__Task objective__. Can you pull out each line of the data below that includes the word "content"?

__Exercise materials__.
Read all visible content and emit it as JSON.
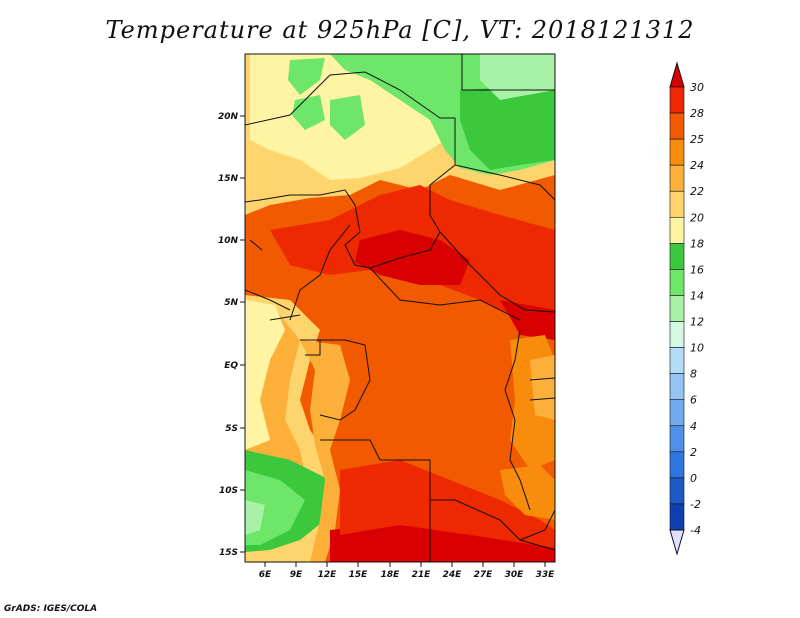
{
  "title": "Temperature at 925hPa [C], VT: 2018121312",
  "credit": "GrADS: IGES/COLA",
  "map": {
    "lat_labels": [
      "20N",
      "15N",
      "10N",
      "5N",
      "EQ",
      "5S",
      "10S",
      "15S"
    ],
    "lon_labels": [
      "6E",
      "9E",
      "12E",
      "15E",
      "18E",
      "21E",
      "24E",
      "27E",
      "30E",
      "33E"
    ]
  },
  "colorbar": {
    "labels": [
      "30",
      "28",
      "25",
      "24",
      "22",
      "20",
      "18",
      "16",
      "14",
      "12",
      "10",
      "8",
      "6",
      "4",
      "2",
      "0",
      "-2",
      "-4"
    ],
    "colors": {
      "above": "#d80000",
      "c28_30": "#ee2800",
      "c25_28": "#f25a00",
      "c24_25": "#f88c0c",
      "c22_24": "#fcb03a",
      "c20_22": "#fed46c",
      "c18_20": "#fef4a4",
      "c16_18": "#3cc83c",
      "c14_16": "#6ee66a",
      "c12_14": "#a8f2a8",
      "c10_12": "#d4f8e4",
      "c8_10": "#b4dcf8",
      "c6_8": "#94c4f4",
      "c4_6": "#72aaee",
      "c2_4": "#5090e8",
      "c0_2": "#2c78e0",
      "cm2_0": "#1c5ac8",
      "cm4_m2": "#1040b0",
      "below_lower": "#0c1c78",
      "below": "#e0e0ff"
    }
  }
}
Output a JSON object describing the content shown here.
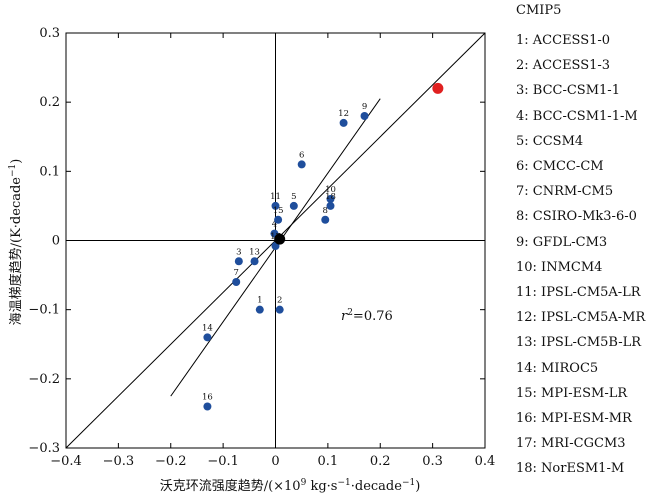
{
  "chart_data": {
    "type": "scatter",
    "xlabel_main": "沃克环流强度趋势/(×10",
    "xlabel_exp": "9",
    "xlabel_rest": " kg·s",
    "xlabel_exp2": "−1",
    "xlabel_rest2": "·decade",
    "xlabel_exp3": "−1",
    "xlabel_end": ")",
    "ylabel_main": "海温梯度趋势/(K·decade",
    "ylabel_exp": "−1",
    "ylabel_end": ")",
    "xlim": [
      -0.4,
      0.4
    ],
    "ylim": [
      -0.3,
      0.3
    ],
    "x_ticks": [
      -0.4,
      -0.3,
      -0.2,
      -0.1,
      0,
      0.1,
      0.2,
      0.3,
      0.4
    ],
    "x_tick_labels": [
      "−0.4",
      "−0.3",
      "−0.2",
      "−0.1",
      "0",
      "0.1",
      "0.2",
      "0.3",
      "0.4"
    ],
    "y_ticks": [
      -0.3,
      -0.2,
      -0.1,
      0,
      0.1,
      0.2,
      0.3
    ],
    "y_tick_labels": [
      "−0.3",
      "−0.2",
      "−0.1",
      "0",
      "0.1",
      "0.2",
      "0.3"
    ],
    "annotation_r": "r",
    "annotation_exp": "2",
    "annotation_value": "=0.76",
    "annotation_pos": [
      0.125,
      -0.115
    ],
    "point_color": "#1f4e9c",
    "obs_color": "#e02020",
    "mean_color": "#000000",
    "points": [
      {
        "label": "1",
        "x": -0.03,
        "y": -0.1
      },
      {
        "label": "2",
        "x": 0.008,
        "y": -0.1
      },
      {
        "label": "3",
        "x": -0.07,
        "y": -0.03
      },
      {
        "label": "4",
        "x": -0.002,
        "y": 0.01
      },
      {
        "label": "5",
        "x": 0.035,
        "y": 0.05
      },
      {
        "label": "6",
        "x": 0.05,
        "y": 0.11
      },
      {
        "label": "7",
        "x": -0.075,
        "y": -0.06
      },
      {
        "label": "8",
        "x": 0.095,
        "y": 0.03
      },
      {
        "label": "9",
        "x": 0.17,
        "y": 0.18
      },
      {
        "label": "10",
        "x": 0.105,
        "y": 0.06
      },
      {
        "label": "11",
        "x": 0.0,
        "y": 0.05
      },
      {
        "label": "12",
        "x": 0.13,
        "y": 0.17
      },
      {
        "label": "13",
        "x": -0.04,
        "y": -0.03
      },
      {
        "label": "14",
        "x": -0.13,
        "y": -0.14
      },
      {
        "label": "15",
        "x": 0.005,
        "y": 0.03
      },
      {
        "label": "16",
        "x": -0.13,
        "y": -0.24
      },
      {
        "label": "17",
        "x": 0.0,
        "y": -0.008
      },
      {
        "label": "18",
        "x": 0.105,
        "y": 0.05
      }
    ],
    "observation": {
      "x": 0.31,
      "y": 0.22
    },
    "ensemble_mean": {
      "x": 0.008,
      "y": 0.002
    },
    "fit_lines": [
      {
        "x": [
          -0.2,
          0.2
        ],
        "y": [
          -0.225,
          0.205
        ]
      },
      {
        "x": [
          -0.4,
          0.4
        ],
        "y": [
          -0.3,
          0.3
        ]
      }
    ],
    "legend_title": "CMIP5",
    "legend_items": [
      "1: ACCESS1-0",
      "2: ACCESS1-3",
      "3: BCC-CSM1-1",
      "4: BCC-CSM1-1-M",
      "5: CCSM4",
      "6: CMCC-CM",
      "7: CNRM-CM5",
      "8: CSIRO-Mk3-6-0",
      "9: GFDL-CM3",
      "10: INMCM4",
      "11: IPSL-CM5A-LR",
      "12: IPSL-CM5A-MR",
      "13: IPSL-CM5B-LR",
      "14: MIROC5",
      "15: MPI-ESM-LR",
      "16: MPI-ESM-MR",
      "17: MRI-CGCM3",
      "18: NorESM1-M"
    ]
  }
}
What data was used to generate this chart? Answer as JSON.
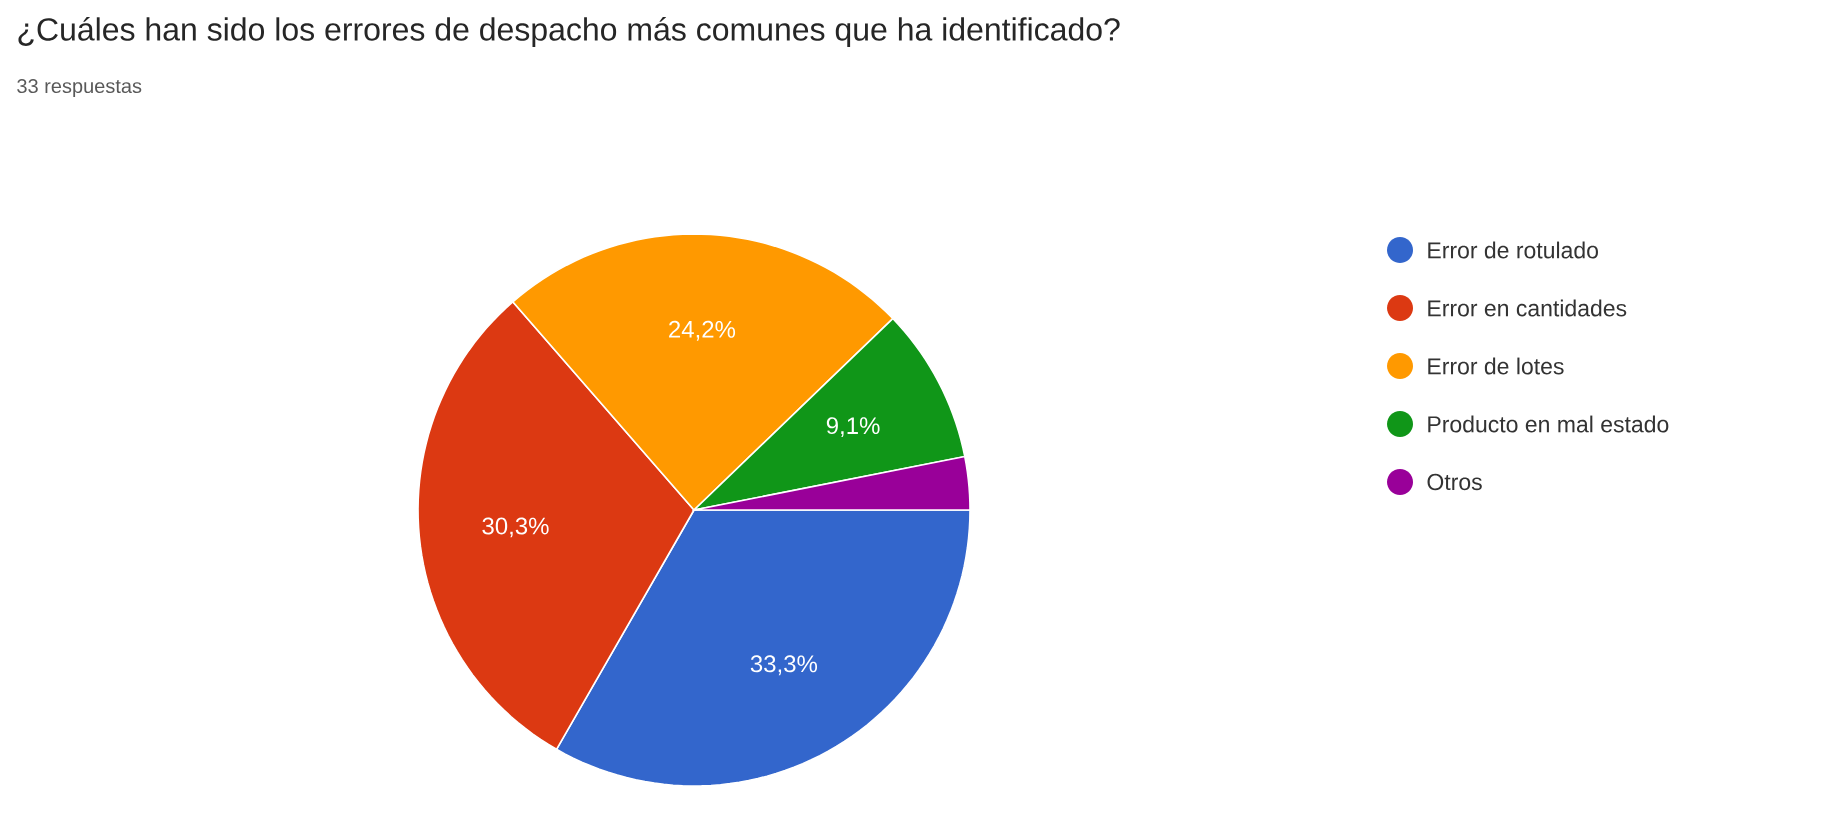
{
  "chart_data": {
    "type": "pie",
    "title": "¿Cuáles han sido los errores de despacho más comunes que ha identificado?",
    "subtitle": "33 respuestas",
    "categories": [
      "Error de rotulado",
      "Error en cantidades",
      "Error de lotes",
      "Producto en mal estado",
      "Otros"
    ],
    "values": [
      33.3,
      30.3,
      24.2,
      9.1,
      3.1
    ],
    "colors": [
      "#3366cc",
      "#dc3912",
      "#ff9900",
      "#109618",
      "#990099"
    ],
    "value_labels": [
      "33,3%",
      "30,3%",
      "24,2%",
      "9,1%",
      null
    ],
    "legend": "right"
  }
}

__Task output__.
Read all visible content and emit it as JSON.
Output a JSON object describing the content shown here.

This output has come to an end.